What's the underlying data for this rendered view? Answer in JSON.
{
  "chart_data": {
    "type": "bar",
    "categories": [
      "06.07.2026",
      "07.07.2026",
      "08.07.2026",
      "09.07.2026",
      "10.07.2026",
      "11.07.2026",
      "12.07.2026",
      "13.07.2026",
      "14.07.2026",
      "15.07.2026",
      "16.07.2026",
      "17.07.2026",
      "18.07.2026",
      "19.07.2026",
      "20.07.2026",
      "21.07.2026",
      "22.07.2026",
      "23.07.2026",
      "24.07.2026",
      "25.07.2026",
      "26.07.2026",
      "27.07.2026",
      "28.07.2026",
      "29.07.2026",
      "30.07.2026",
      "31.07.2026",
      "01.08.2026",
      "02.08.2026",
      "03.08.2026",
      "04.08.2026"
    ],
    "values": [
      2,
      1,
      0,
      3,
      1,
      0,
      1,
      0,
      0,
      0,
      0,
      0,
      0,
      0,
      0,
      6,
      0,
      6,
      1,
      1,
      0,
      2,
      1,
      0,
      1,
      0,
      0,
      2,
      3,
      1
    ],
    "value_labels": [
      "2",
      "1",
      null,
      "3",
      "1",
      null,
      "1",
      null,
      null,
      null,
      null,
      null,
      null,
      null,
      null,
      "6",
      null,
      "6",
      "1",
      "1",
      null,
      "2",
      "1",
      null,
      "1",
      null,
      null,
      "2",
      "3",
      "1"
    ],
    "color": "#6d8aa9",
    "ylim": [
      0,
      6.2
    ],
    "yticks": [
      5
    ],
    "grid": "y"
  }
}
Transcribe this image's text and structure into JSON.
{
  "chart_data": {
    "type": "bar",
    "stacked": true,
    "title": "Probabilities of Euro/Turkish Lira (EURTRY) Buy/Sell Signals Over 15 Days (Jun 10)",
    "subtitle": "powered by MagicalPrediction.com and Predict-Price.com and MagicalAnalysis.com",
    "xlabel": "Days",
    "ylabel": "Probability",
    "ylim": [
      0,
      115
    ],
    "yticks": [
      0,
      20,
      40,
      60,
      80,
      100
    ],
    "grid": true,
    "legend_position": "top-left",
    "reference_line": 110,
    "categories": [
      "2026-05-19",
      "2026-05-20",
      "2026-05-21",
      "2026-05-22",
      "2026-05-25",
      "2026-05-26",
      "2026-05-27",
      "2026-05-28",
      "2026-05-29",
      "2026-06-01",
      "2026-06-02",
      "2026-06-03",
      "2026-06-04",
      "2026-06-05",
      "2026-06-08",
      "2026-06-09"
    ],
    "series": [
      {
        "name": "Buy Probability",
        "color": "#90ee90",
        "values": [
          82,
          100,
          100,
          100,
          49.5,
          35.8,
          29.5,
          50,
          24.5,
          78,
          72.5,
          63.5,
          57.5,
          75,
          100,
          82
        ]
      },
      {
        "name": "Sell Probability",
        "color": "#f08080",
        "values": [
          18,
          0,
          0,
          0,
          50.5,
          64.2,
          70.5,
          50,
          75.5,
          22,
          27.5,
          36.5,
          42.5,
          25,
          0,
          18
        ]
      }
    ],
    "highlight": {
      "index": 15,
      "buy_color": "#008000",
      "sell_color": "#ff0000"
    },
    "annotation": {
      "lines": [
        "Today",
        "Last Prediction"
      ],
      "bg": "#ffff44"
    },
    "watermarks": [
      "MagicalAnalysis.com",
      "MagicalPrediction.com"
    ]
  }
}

• AIM:
Copy the entries above exactly, leaving none out.

• RESPONSE TO THIS TASK:
What's the underlying data for this rendered view? Answer in JSON.
{
  "chart_data": {
    "type": "bar",
    "categories": [
      "06.07.2026",
      "07.07.2026",
      "08.07.2026",
      "09.07.2026",
      "10.07.2026",
      "11.07.2026",
      "12.07.2026",
      "13.07.2026",
      "14.07.2026",
      "15.07.2026",
      "16.07.2026",
      "17.07.2026",
      "18.07.2026",
      "19.07.2026",
      "20.07.2026",
      "21.07.2026",
      "22.07.2026",
      "23.07.2026",
      "24.07.2026",
      "25.07.2026",
      "26.07.2026",
      "27.07.2026",
      "28.07.2026",
      "29.07.2026",
      "30.07.2026",
      "31.07.2026",
      "01.08.2026",
      "02.08.2026",
      "03.08.2026",
      "04.08.2026"
    ],
    "values": [
      2,
      1,
      0,
      3,
      1,
      0,
      1,
      0,
      0,
      0,
      0,
      0,
      0,
      0,
      0,
      6,
      0,
      6,
      1,
      1,
      0,
      2,
      1,
      0,
      1,
      0,
      0,
      2,
      3,
      1
    ],
    "value_labels": [
      "2",
      "1",
      null,
      "3",
      "1",
      null,
      "1",
      null,
      null,
      null,
      null,
      null,
      null,
      null,
      null,
      "6",
      null,
      "6",
      "1",
      "1",
      null,
      "2",
      "1",
      null,
      "1",
      null,
      null,
      "2",
      "3",
      "1"
    ],
    "color": "#6d8aa9",
    "ylim": [
      0,
      6.2
    ],
    "yticks": [
      5
    ],
    "grid": "y"
  }
}
Transcribe this image's text and structure into JSON.
{
  "chart_data": {
    "type": "bar",
    "stacked": true,
    "title": "Probabilities of Euro/Turkish Lira (EURTRY) Buy/Sell Signals Over 15 Days (Jun 10)",
    "subtitle": "powered by MagicalPrediction.com and Predict-Price.com and MagicalAnalysis.com",
    "xlabel": "Days",
    "ylabel": "Probability",
    "ylim": [
      0,
      115
    ],
    "yticks": [
      0,
      20,
      40,
      60,
      80,
      100
    ],
    "grid": true,
    "legend_position": "top-left",
    "reference_line": 110,
    "categories": [
      "2026-05-19",
      "2026-05-20",
      "2026-05-21",
      "2026-05-22",
      "2026-05-25",
      "2026-05-26",
      "2026-05-27",
      "2026-05-28",
      "2026-05-29",
      "2026-06-01",
      "2026-06-02",
      "2026-06-03",
      "2026-06-04",
      "2026-06-05",
      "2026-06-08",
      "2026-06-09"
    ],
    "series": [
      {
        "name": "Buy Probability",
        "color": "#90ee90",
        "values": [
          82,
          100,
          100,
          100,
          49.5,
          35.8,
          29.5,
          50,
          24.5,
          78,
          72.5,
          63.5,
          57.5,
          75,
          100,
          82
        ]
      },
      {
        "name": "Sell Probability",
        "color": "#f08080",
        "values": [
          18,
          0,
          0,
          0,
          50.5,
          64.2,
          70.5,
          50,
          75.5,
          22,
          27.5,
          36.5,
          42.5,
          25,
          0,
          18
        ]
      }
    ],
    "highlight": {
      "index": 15,
      "buy_color": "#008000",
      "sell_color": "#ff0000"
    },
    "annotation": {
      "lines": [
        "Today",
        "Last Prediction"
      ],
      "bg": "#ffff44"
    },
    "watermarks": [
      "MagicalAnalysis.com",
      "MagicalPrediction.com"
    ]
  }
}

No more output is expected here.